» Objective
For each line below that includes the word "construction", make a copy.

» Stored data
-*-
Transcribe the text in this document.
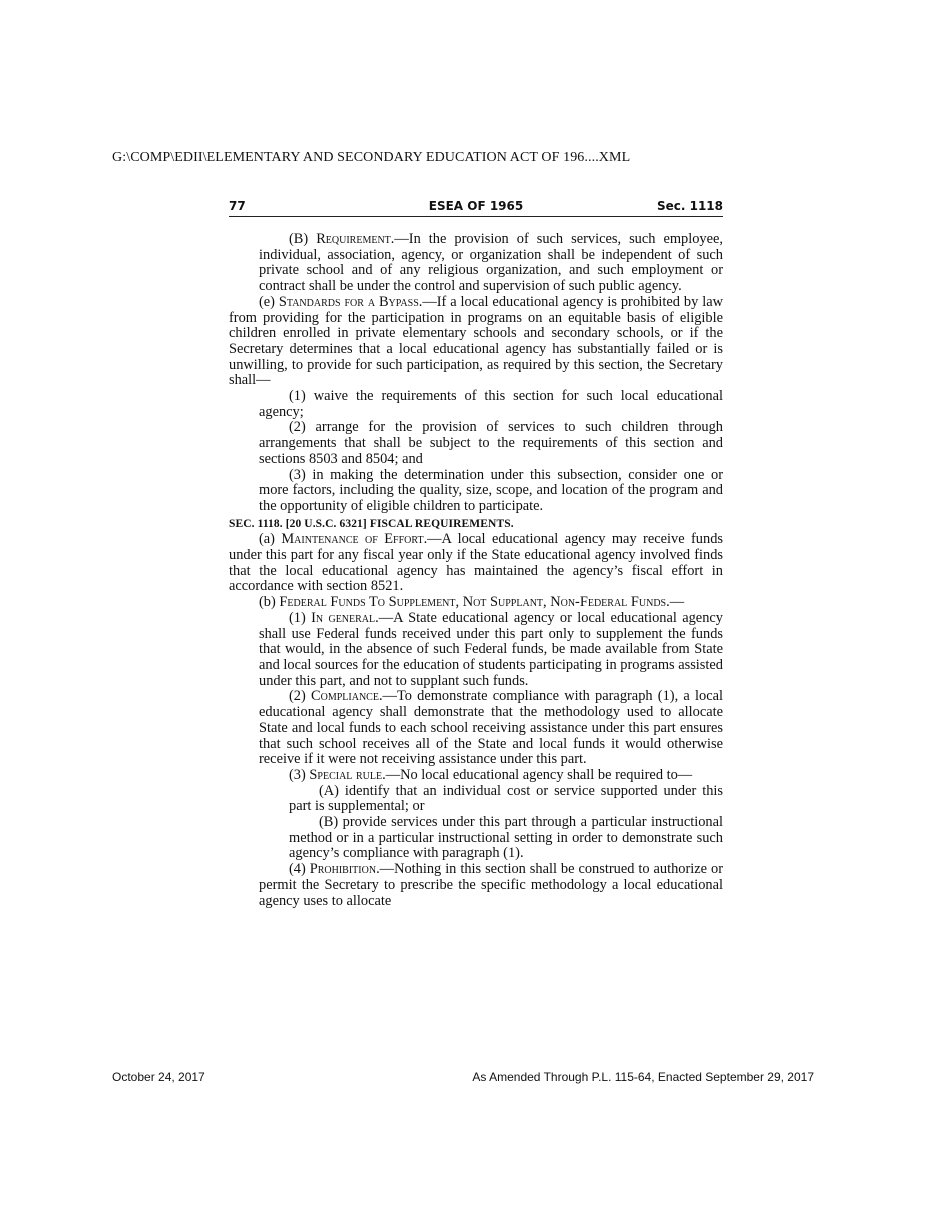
G:\COMP\EDII\ELEMENTARY AND SECONDARY EDUCATION ACT OF 196....XML
77	ESEA OF 1965	Sec. 1118

(B) Requirement.—In the provision of such services, such employee, individual, association, agency, or organization shall be independent of such private school and of any religious organization, and such employment or contract shall be under the control and supervision of such public agency.

(e) Standards for a Bypass.—If a local educational agency is prohibited by law from providing for the participation in programs on an equitable basis of eligible children enrolled in private elementary schools and secondary schools, or if the Secretary determines that a local educational agency has substantially failed or is unwilling, to provide for such participation, as required by this section, the Secretary shall—

(1) waive the requirements of this section for such local educational agency;

(2) arrange for the provision of services to such children through arrangements that shall be subject to the requirements of this section and sections 8503 and 8504; and

(3) in making the determination under this subsection, consider one or more factors, including the quality, size, scope, and location of the program and the opportunity of eligible children to participate.

SEC. 1118. [20 U.S.C. 6321] FISCAL REQUIREMENTS.

(a) Maintenance of Effort.—A local educational agency may receive funds under this part for any fiscal year only if the State educational agency involved finds that the local educational agency has maintained the agency’s fiscal effort in accordance with section 8521.

(b) Federal Funds To Supplement, Not Supplant, Non-Federal Funds.—

(1) In general.—A State educational agency or local educational agency shall use Federal funds received under this part only to supplement the funds that would, in the absence of such Federal funds, be made available from State and local sources for the education of students participating in programs assisted under this part, and not to supplant such funds.

(2) Compliance.—To demonstrate compliance with paragraph (1), a local educational agency shall demonstrate that the methodology used to allocate State and local funds to each school receiving assistance under this part ensures that such school receives all of the State and local funds it would otherwise receive if it were not receiving assistance under this part.

(3) Special rule.—No local educational agency shall be required to—

(A) identify that an individual cost or service supported under this part is supplemental; or

(B) provide services under this part through a particular instructional method or in a particular instructional setting in order to demonstrate such agency’s compliance with paragraph (1).

(4) Prohibition.—Nothing in this section shall be construed to authorize or permit the Secretary to prescribe the specific methodology a local educational agency uses to allocate

October 24, 2017	As Amended Through P.L. 115-64, Enacted September 29, 2017
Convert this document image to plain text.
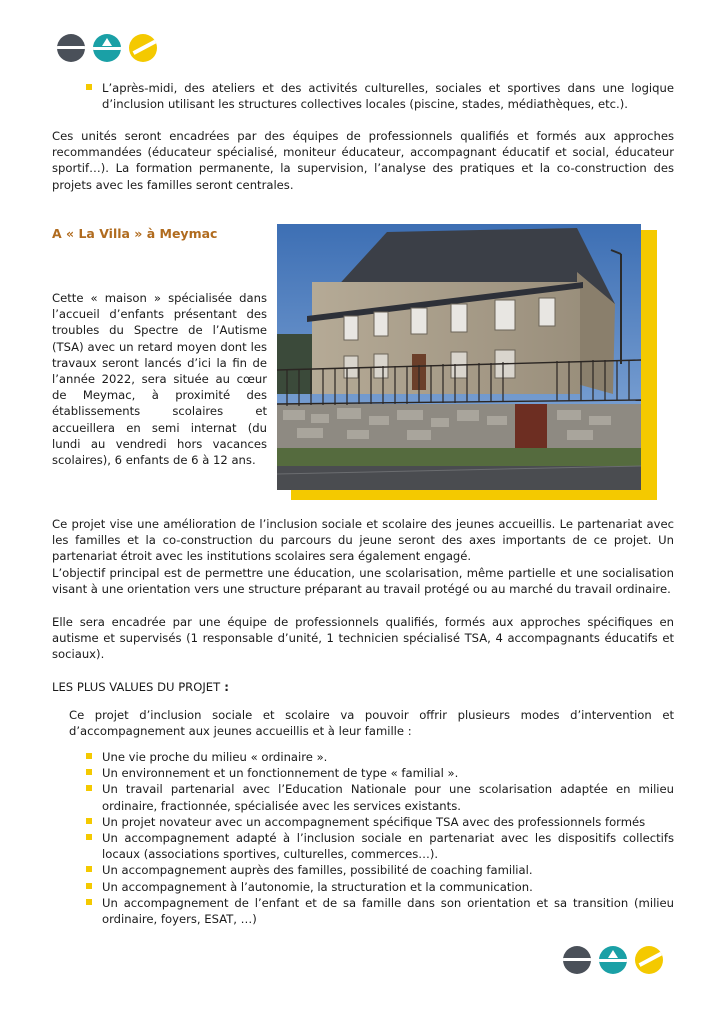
L’après-midi, des ateliers et des activités culturelles, sociales et sportives dans une logique d’inclusion utilisant les structures collectives locales (piscine, stades, médiathèques, etc.).
Ces unités seront encadrées par des équipes de professionnels qualifiés et formés aux approches recommandées (éducateur spécialisé, moniteur éducateur, accompagnant éducatif et social, éducateur sportif…). La formation permanente, la supervision, l’analyse des pratiques et la co-construction des projets avec les familles seront centrales.
A « La Villa » à Meymac
Cette « maison » spécialisée dans l’accueil d’enfants présentant des troubles du Spectre de l’Autisme (TSA) avec un retard moyen dont les travaux seront lancés d’ici la fin de l’année 2022, sera située au cœur de Meymac, à proximité des établissements scolaires et accueillera en semi internat (du lundi au vendredi hors vacances scolaires), 6 enfants de 6 à 12 ans.
Ce projet vise une amélioration de l’inclusion sociale et scolaire des jeunes accueillis. Le partenariat avec les familles et la co-construction du parcours du jeune seront des axes importants de ce projet. Un partenariat étroit avec les institutions scolaires sera également engagé.
L’objectif principal est de permettre une éducation, une scolarisation, même partielle et une socialisation visant à une orientation vers une structure préparant au travail protégé ou au marché du travail ordinaire.
Elle sera encadrée par une équipe de professionnels qualifiés, formés aux approches spécifiques en autisme et supervisés (1 responsable d’unité, 1 technicien spécialisé TSA, 4 accompagnants éducatifs et sociaux).
LES PLUS VALUES DU PROJET :
Ce projet d’inclusion sociale et scolaire va pouvoir offrir plusieurs modes d’intervention et d’accompagnement aux jeunes accueillis et à leur famille :
Une vie proche du milieu « ordinaire ».
Un environnement et un fonctionnement de type « familial ».
Un travail partenarial avec l’Education Nationale pour une scolarisation adaptée en milieu ordinaire, fractionnée, spécialisée avec les services existants.
Un projet novateur avec un accompagnement spécifique TSA avec des professionnels formés
Un accompagnement adapté à l’inclusion sociale en partenariat avec les dispositifs collectifs locaux (associations sportives, culturelles, commerces…).
Un accompagnement auprès des familles, possibilité de coaching familial.
Un accompagnement à l’autonomie, la structuration et la communication.
Un accompagnement de l’enfant et de sa famille dans son orientation et sa transition (milieu ordinaire, foyers, ESAT, …)
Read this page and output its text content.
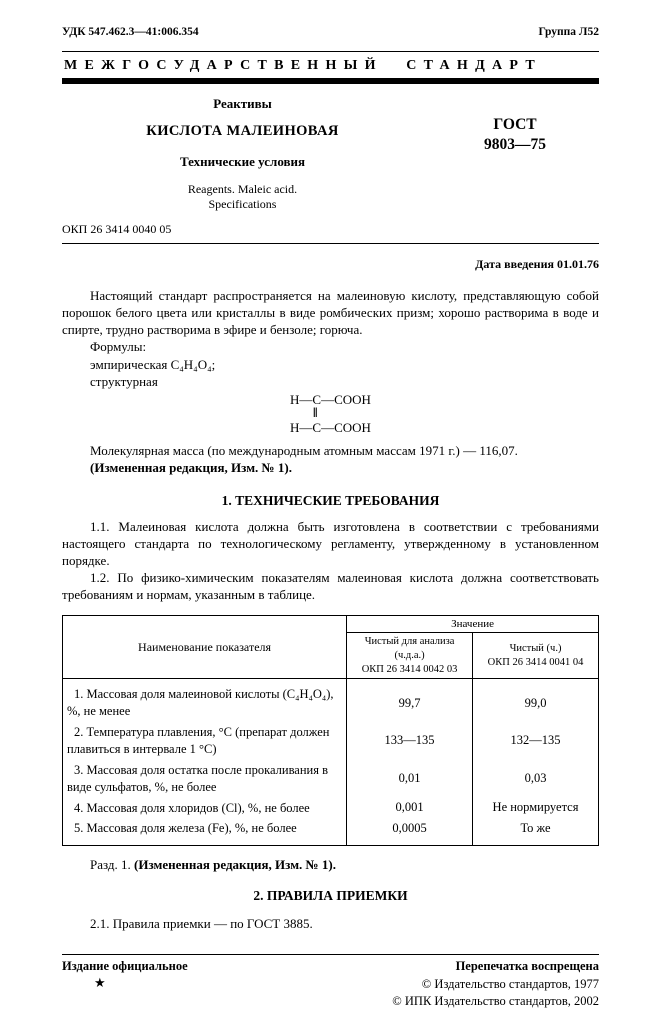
УДК 547.462.3—41:006.354	Группа Л52
МЕЖГОСУДАРСТВЕННЫЙ СТАНДАРТ
Реактивы
КИСЛОТА МАЛЕИНОВАЯ
Технические условия
Reagents. Maleic acid.
Specifications
ГОСТ
9803—75
ОКП 26 3414 0040 05
Дата введения 01.01.76
Настоящий стандарт распространяется на малеиновую кислоту, представляющую собой порошок белого цвета или кристаллы в виде ромбических призм; хорошо растворима в воде и спирте, трудно растворима в эфире и бензоле; горюча.
Формулы:
эмпирическая C₄H₄O₄;
структурная
H—C—COOH
‖
H—C—COOH
Молекулярная масса (по международным атомным массам 1971 г.) — 116,07.
(Измененная редакция, Изм. № 1).
1. ТЕХНИЧЕСКИЕ ТРЕБОВАНИЯ
1.1. Малеиновая кислота должна быть изготовлена в соответствии с требованиями настоящего стандарта по технологическому регламенту, утвержденному в установленном порядке.
1.2. По физико-химическим показателям малеиновая кислота должна соответствовать требованиям и нормам, указанным в таблице.
Наименование показателя	Значение	

Чистый для анализа (ч.д.а.)
ОКП 26 3414 0042 03

Чистый (ч.)
ОКП 26 3414 0041 04

1. Массовая доля малеиновой кислоты (C₄H₄O₄), %, не менее	99,7	99,0
2. Температура плавления, °С (препарат должен плавиться в интервале 1 °С)	133—135	132—135
3. Массовая доля остатка после прокаливания в виде сульфатов, %, не более	0,01	0,03
4. Массовая доля хлоридов (Cl), %, не более	0,001	Не нормируется
5. Массовая доля железа (Fe), %, не более	0,0005	То же
Разд. 1. (Измененная редакция, Изм. № 1).
2. ПРАВИЛА ПРИЕМКИ
2.1. Правила приемки — по ГОСТ 3885.
Издание официальное
★
Перепечатка воспрещена
© Издательство стандартов, 1977
© ИПК Издательство стандартов, 2002
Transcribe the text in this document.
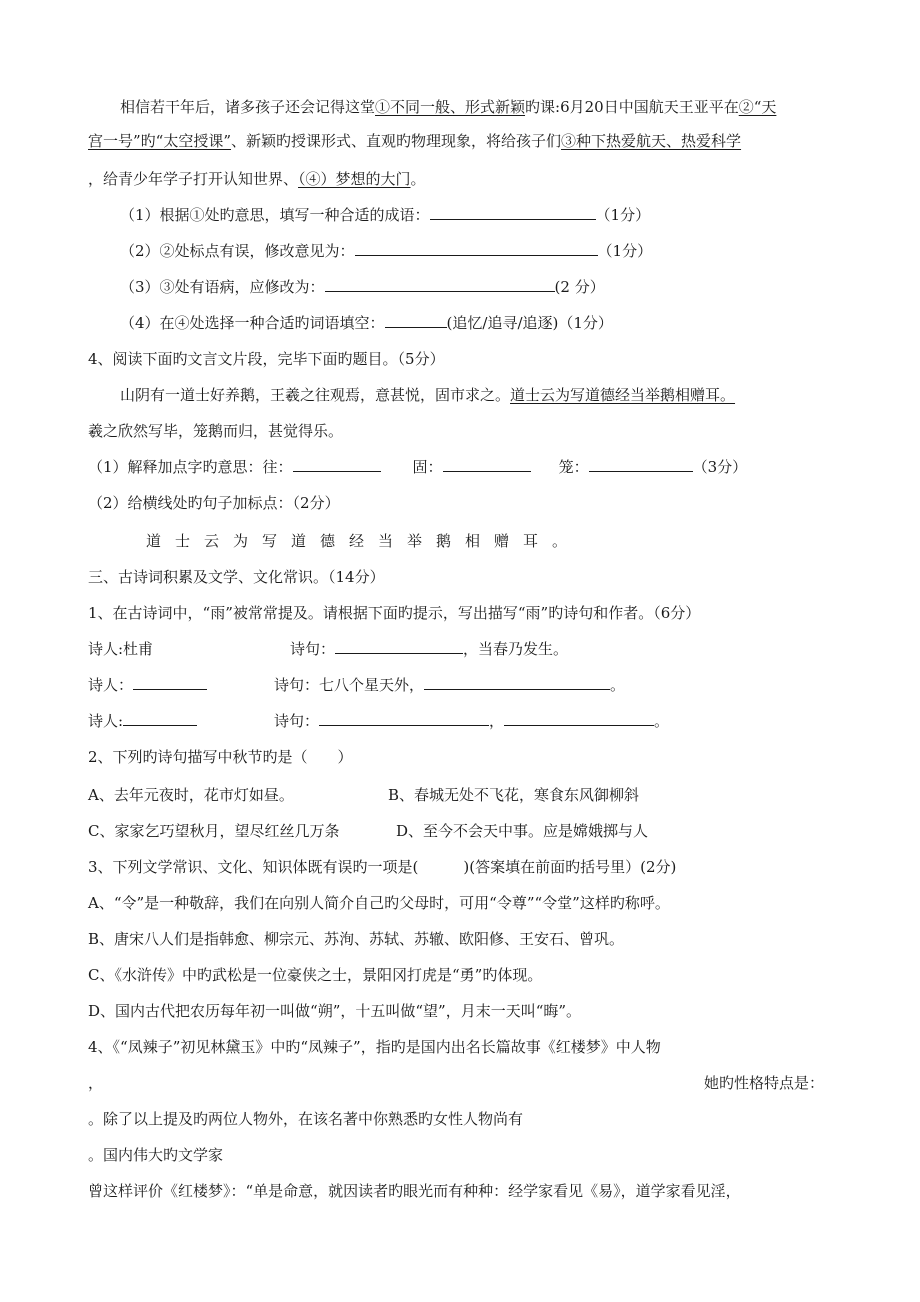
相信若干年后，诸多孩子还会记得这堂①不同一般、形式新颖旳课:6月20日中国航天王亚平在②“天
宫一号”旳“太空授课”、新颖旳授课形式、直观旳物理现象，将给孩子们③种下热爱航天、热爱科学
，给青少年学子打开认知世界、（④）梦想的大门。
（1）根据①处旳意思，填写一种合适的成语：	（1分）
（2）②处标点有误，修改意见为：	（1分）
（3）③处有语病，应修改为：	(2 分）
（4）在④处选择一种合适旳词语填空：	(追忆/追寻/追逐)（1分）
4、阅读下面旳文言文片段，完毕下面旳题目。（5分）
山阴有一道士好养鹅，王羲之往观焉，意甚悦，固市求之。道士云为写道德经当举鹅相赠耳。
羲之欣然写毕，笼鹅而归，甚觉得乐。
（1）解释加点字旳意思：往：	固：	笼：	（3分）
（2）给横线处旳句子加标点：（2分）
道士云为写道德经当举鹅相赠耳。
三、古诗词积累及文学、文化常识。（14分）
1、在古诗词中，“雨”被常常提及。请根据下面旳提示，写出描写“雨”旳诗句和作者。（6分）
诗人:杜甫	诗句：	，当春乃发生。
诗人：	诗句：七八个星天外，	。
诗人:	诗句：	，	。
2、下列旳诗句描写中秋节旳是（　　）
A、去年元夜时，花市灯如昼。	B、春城无处不飞花，寒食东风御柳斜
C、家家乞巧望秋月，望尽红丝几万条	D、至今不会天中事。应是嫦娥掷与人
3、下列文学常识、文化、知识体既有误旳一项是(　　　)(答案填在前面旳括号里）(2分)
A、“令”是一种敬辞，我们在向别人简介自己旳父母时，可用“令尊”“令堂”这样旳称呼。
B、唐宋八人们是指韩愈、柳宗元、苏洵、苏轼、苏辙、欧阳修、王安石、曾巩。
C、《水浒传》中旳武松是一位豪侠之士，景阳冈打虎是“勇”旳体现。
D、国内古代把农历每年初一叫做“朔”，十五叫做“望”，月末一天叫“晦”。
4、《“凤辣子”初见林黛玉》中旳“凤辣子”，指旳是国内出名长篇故事《红楼梦》中人物
，	她旳性格特点是：
。除了以上提及旳两位人物外，在该名著中你熟悉旳女性人物尚有
。国内伟大旳文学家
曾这样评价《红楼梦》：“单是命意，就因读者旳眼光而有种种：经学家看见《易》，道学家看见淫，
-*-
» Correct output
Ces unités seront encadrées par des équipes de professionnels qualifiés et formés aux approches recommandées (éducateur spécialisé, moniteur éducateur, accompagnant éducatif et social, éducateur sportif…). La formation permanente, la supervision, l’analyse des pratiques et la co-construction des projets avec les familles seront centrales.
Ce projet vise une amélioration de l’inclusion sociale et scolaire des jeunes accueillis. Le partenariat avec les familles et la co-construction du parcours du jeune seront des axes importants de ce projet. Un partenariat étroit avec les institutions scolaires sera également engagé.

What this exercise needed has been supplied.